TASK BRIEF:
Show each line of the data below that has the string "name" in it.

--- START OF GIVEN DATA ---

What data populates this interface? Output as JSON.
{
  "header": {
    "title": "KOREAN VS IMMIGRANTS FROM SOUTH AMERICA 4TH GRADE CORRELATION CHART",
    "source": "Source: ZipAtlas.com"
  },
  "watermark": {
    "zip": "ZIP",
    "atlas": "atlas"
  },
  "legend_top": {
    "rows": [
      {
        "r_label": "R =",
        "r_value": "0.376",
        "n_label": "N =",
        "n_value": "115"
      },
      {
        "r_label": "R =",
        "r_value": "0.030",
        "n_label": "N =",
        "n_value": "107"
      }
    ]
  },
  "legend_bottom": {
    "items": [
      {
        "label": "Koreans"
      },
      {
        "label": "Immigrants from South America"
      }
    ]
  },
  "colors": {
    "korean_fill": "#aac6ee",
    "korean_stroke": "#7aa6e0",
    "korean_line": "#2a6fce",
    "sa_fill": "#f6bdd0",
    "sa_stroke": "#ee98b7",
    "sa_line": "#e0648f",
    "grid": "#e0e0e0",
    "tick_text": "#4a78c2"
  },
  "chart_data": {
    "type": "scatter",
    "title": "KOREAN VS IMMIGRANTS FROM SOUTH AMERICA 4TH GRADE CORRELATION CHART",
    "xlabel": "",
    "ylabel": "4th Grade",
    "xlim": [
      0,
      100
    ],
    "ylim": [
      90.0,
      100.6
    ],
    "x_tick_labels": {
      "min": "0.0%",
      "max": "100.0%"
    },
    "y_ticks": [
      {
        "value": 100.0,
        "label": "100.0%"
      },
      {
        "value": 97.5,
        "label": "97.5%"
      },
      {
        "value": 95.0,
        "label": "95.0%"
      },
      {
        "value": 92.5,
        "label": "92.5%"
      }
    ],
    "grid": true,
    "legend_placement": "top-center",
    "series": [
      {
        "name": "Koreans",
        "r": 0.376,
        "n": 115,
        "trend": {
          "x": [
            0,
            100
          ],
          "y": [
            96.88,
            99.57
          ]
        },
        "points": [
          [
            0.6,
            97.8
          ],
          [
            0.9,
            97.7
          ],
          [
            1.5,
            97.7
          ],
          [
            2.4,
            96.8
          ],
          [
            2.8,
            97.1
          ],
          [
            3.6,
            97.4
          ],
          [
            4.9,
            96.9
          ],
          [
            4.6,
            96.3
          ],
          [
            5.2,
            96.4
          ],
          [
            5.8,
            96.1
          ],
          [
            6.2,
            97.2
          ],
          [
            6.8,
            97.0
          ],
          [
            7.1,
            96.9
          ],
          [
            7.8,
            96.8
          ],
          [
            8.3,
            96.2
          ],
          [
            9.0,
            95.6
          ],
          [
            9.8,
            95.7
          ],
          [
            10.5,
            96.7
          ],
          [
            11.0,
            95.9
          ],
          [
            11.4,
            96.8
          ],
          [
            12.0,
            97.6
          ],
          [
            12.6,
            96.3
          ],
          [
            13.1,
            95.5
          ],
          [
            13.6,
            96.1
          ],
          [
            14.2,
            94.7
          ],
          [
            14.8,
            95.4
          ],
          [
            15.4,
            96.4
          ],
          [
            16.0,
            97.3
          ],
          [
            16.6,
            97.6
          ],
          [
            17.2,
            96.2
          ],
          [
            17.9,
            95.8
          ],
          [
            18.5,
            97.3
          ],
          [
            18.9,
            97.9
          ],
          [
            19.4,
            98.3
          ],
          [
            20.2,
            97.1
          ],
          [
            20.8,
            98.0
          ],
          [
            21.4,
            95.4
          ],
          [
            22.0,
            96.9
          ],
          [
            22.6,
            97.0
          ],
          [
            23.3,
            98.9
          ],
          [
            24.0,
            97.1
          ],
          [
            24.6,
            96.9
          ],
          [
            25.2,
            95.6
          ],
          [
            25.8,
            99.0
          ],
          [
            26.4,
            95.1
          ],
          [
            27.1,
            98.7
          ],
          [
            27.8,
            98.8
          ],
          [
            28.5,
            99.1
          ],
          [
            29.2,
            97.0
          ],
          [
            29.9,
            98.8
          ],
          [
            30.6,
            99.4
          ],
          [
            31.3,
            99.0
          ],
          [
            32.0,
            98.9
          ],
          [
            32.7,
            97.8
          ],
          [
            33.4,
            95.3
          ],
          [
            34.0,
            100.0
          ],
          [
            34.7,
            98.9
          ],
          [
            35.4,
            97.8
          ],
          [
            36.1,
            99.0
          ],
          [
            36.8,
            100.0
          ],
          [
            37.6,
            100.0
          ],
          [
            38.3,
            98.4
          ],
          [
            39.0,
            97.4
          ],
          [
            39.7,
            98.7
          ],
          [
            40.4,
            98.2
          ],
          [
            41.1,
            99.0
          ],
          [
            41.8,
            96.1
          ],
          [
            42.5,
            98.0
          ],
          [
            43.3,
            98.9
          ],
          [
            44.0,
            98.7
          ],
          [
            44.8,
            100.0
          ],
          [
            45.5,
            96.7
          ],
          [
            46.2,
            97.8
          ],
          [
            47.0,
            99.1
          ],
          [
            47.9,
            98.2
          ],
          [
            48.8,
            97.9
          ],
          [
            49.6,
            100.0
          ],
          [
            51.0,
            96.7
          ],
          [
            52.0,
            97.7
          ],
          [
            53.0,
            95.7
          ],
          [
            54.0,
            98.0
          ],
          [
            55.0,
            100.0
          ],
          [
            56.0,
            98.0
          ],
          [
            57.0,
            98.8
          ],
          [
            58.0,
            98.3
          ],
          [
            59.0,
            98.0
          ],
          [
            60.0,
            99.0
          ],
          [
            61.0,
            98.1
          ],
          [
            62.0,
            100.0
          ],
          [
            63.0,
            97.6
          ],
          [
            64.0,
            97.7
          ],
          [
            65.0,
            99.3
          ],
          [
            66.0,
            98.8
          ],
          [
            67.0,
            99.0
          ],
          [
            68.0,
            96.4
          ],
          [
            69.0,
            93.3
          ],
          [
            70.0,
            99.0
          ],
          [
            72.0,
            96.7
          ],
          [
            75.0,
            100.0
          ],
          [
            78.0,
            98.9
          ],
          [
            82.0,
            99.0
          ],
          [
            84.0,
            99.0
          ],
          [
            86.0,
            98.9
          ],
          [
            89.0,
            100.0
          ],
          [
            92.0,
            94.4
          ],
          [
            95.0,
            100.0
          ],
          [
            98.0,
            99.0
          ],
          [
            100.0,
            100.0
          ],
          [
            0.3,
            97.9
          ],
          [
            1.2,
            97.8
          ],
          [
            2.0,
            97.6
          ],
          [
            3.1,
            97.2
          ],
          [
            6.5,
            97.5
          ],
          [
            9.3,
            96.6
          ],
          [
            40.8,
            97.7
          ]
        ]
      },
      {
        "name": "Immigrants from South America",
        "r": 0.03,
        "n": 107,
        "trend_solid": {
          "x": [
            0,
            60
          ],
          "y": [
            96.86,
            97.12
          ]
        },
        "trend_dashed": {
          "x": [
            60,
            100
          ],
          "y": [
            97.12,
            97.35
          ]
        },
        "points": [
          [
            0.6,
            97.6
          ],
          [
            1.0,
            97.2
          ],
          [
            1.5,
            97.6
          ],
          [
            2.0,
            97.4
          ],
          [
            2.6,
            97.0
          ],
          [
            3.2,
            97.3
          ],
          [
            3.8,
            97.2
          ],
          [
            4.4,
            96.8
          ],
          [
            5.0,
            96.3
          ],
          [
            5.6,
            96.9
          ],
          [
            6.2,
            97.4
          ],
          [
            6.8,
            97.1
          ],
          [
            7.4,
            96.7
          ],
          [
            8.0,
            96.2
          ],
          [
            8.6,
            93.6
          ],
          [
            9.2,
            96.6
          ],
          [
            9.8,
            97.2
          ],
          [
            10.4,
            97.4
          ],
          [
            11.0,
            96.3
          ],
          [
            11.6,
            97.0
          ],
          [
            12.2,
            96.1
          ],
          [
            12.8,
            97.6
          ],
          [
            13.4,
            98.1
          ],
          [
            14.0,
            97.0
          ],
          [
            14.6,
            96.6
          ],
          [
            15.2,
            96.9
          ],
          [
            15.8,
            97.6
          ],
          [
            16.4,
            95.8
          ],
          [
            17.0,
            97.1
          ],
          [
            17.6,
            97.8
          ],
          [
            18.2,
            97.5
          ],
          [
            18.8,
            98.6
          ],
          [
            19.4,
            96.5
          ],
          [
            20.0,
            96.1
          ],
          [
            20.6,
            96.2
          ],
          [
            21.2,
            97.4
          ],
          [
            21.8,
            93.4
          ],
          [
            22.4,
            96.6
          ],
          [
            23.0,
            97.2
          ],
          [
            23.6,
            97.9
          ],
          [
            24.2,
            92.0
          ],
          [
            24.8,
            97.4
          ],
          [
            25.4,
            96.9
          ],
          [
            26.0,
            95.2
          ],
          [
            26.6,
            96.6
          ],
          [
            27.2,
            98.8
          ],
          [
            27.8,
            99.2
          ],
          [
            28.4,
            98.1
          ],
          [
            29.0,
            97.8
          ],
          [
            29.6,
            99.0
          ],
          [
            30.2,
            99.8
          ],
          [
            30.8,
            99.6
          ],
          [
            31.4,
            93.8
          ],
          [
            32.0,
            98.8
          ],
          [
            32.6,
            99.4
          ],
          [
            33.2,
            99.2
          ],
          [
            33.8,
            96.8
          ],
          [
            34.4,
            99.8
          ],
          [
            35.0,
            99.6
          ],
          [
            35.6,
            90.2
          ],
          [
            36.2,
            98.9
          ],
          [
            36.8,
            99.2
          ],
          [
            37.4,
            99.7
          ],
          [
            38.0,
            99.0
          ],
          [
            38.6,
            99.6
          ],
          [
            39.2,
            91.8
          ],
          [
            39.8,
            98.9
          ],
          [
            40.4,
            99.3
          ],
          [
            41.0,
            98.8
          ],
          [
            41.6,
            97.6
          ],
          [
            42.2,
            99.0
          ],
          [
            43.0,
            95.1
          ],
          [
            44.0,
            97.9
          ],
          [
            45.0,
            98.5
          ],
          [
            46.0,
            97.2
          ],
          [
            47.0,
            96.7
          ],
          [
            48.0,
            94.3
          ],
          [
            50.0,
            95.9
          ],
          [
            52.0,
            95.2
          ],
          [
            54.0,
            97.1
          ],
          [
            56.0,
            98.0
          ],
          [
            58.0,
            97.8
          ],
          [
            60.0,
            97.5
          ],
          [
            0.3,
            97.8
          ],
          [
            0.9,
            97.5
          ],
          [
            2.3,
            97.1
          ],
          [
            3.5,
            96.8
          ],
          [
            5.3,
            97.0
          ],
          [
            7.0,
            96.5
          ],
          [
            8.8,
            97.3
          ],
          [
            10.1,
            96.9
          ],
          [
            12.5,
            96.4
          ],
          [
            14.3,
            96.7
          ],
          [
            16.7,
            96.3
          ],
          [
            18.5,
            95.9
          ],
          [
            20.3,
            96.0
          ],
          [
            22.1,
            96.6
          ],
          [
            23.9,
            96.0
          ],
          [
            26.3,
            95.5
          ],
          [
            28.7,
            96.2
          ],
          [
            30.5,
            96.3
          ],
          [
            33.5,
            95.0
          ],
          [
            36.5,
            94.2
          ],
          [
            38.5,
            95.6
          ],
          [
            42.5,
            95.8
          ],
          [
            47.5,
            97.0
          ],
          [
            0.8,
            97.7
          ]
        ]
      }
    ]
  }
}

--- END OF GIVEN DATA ---

OUTPUT FOR THIS EXERCISE:
        "name": "Koreans",
        "name": "Immigrants from South America",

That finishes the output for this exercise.